Transcribe the records below exactly as they appear, omitting any pictures.

START Records to process

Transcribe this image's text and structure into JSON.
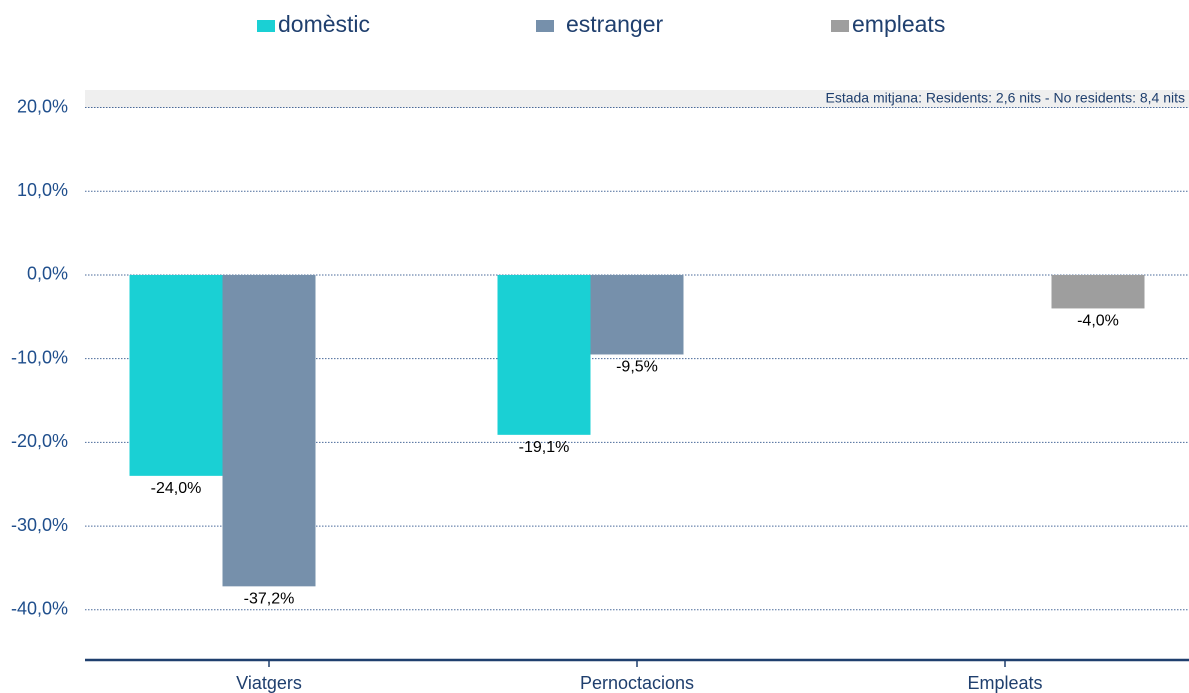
{
  "chart_data": {
    "type": "bar",
    "annotation": "Estada mitjana: Residents: 2,6 nits - No residents: 8,4 nits",
    "categories": [
      "Viatgers",
      "Pernoctacions",
      "Empleats"
    ],
    "series": [
      {
        "name": "domèstic",
        "color": "#1ad0d4",
        "values": [
          -24.0,
          -19.1,
          null
        ],
        "value_labels": [
          "-24,0%",
          "-19,1%",
          null
        ]
      },
      {
        "name": "estranger",
        "color": "#7690ab",
        "values": [
          -37.2,
          -9.5,
          null
        ],
        "value_labels": [
          "-37,2%",
          "-9,5%",
          null
        ]
      },
      {
        "name": "empleats",
        "color": "#9e9e9e",
        "values": [
          null,
          null,
          -4.0
        ],
        "value_labels": [
          null,
          null,
          "-4,0%"
        ]
      }
    ],
    "ylim": [
      -46,
      22
    ],
    "yticks": [
      {
        "value": 20,
        "label": "20,0%"
      },
      {
        "value": 10,
        "label": "10,0%"
      },
      {
        "value": 0,
        "label": "0,0%"
      },
      {
        "value": -10,
        "label": "-10,0%"
      },
      {
        "value": -20,
        "label": "-20,0%"
      },
      {
        "value": -30,
        "label": "-30,0%"
      },
      {
        "value": -40,
        "label": "-40,0%"
      }
    ],
    "grid": true,
    "legend": "top"
  }
}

END Records to process

* Solution to this task:
Transcribe this image's text and structure into JSON.
{
  "chart_data": {
    "type": "bar",
    "annotation": "Estada mitjana: Residents: 2,6 nits - No residents: 8,4 nits",
    "categories": [
      "Viatgers",
      "Pernoctacions",
      "Empleats"
    ],
    "series": [
      {
        "name": "domèstic",
        "color": "#1ad0d4",
        "values": [
          -24.0,
          -19.1,
          null
        ],
        "value_labels": [
          "-24,0%",
          "-19,1%",
          null
        ]
      },
      {
        "name": "estranger",
        "color": "#7690ab",
        "values": [
          -37.2,
          -9.5,
          null
        ],
        "value_labels": [
          "-37,2%",
          "-9,5%",
          null
        ]
      },
      {
        "name": "empleats",
        "color": "#9e9e9e",
        "values": [
          null,
          null,
          -4.0
        ],
        "value_labels": [
          null,
          null,
          "-4,0%"
        ]
      }
    ],
    "ylim": [
      -46,
      22
    ],
    "yticks": [
      {
        "value": 20,
        "label": "20,0%"
      },
      {
        "value": 10,
        "label": "10,0%"
      },
      {
        "value": 0,
        "label": "0,0%"
      },
      {
        "value": -10,
        "label": "-10,0%"
      },
      {
        "value": -20,
        "label": "-20,0%"
      },
      {
        "value": -30,
        "label": "-30,0%"
      },
      {
        "value": -40,
        "label": "-40,0%"
      }
    ],
    "grid": true,
    "legend": "top"
  }
}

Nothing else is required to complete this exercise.